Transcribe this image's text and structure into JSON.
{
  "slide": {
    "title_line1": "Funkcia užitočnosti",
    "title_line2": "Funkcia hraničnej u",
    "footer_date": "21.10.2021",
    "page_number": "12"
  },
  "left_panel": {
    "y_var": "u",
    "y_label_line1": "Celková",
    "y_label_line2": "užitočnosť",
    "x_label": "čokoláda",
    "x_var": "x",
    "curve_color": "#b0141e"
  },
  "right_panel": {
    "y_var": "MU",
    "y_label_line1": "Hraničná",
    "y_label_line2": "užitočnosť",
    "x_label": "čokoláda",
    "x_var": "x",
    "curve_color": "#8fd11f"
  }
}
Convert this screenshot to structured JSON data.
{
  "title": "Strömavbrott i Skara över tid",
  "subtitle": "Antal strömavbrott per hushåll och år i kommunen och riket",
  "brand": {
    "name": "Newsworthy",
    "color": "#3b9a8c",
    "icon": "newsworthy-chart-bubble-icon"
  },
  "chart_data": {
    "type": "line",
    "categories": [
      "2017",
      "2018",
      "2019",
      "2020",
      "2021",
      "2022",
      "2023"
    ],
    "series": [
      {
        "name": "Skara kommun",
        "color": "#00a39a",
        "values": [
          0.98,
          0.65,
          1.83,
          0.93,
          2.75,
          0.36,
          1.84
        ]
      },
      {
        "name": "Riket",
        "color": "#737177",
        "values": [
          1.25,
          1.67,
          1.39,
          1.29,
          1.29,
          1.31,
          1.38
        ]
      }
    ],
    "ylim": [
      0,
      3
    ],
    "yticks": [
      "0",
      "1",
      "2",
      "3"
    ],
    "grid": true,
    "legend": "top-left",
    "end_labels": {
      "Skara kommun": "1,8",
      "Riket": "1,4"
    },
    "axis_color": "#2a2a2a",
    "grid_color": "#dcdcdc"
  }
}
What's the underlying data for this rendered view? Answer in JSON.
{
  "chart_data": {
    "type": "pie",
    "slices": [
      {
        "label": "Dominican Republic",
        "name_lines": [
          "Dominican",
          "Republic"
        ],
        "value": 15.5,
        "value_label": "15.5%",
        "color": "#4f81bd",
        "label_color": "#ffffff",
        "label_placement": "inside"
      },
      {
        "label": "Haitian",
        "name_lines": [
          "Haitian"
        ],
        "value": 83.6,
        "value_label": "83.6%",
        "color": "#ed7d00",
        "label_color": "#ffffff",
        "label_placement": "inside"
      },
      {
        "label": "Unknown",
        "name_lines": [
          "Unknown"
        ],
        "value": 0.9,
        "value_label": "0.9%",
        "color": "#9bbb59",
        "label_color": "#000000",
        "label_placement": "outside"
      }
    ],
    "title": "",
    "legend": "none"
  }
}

☆ ☆ ☆

### What the task requires:
Repeat exactly the lines starting at the line with "What's the underlying" and ending with the final line of the entries. Include nothing else.

### Finished exercise:
What's the underlying data for this rendered view? Answer in JSON.
{
  "chart_data": {
    "type": "pie",
    "slices": [
      {
        "label": "Dominican Republic",
        "name_lines": [
          "Dominican",
          "Republic"
        ],
        "value": 15.5,
        "value_label": "15.5%",
        "color": "#4f81bd",
        "label_color": "#ffffff",
        "label_placement": "inside"
      },
      {
        "label": "Haitian",
        "name_lines": [
          "Haitian"
        ],
        "value": 83.6,
        "value_label": "83.6%",
        "color": "#ed7d00",
        "label_color": "#ffffff",
        "label_placement": "inside"
      },
      {
        "label": "Unknown",
        "name_lines": [
          "Unknown"
        ],
        "value": 0.9,
        "value_label": "0.9%",
        "color": "#9bbb59",
        "label_color": "#000000",
        "label_placement": "outside"
      }
    ],
    "title": "",
    "legend": "none"
  }
}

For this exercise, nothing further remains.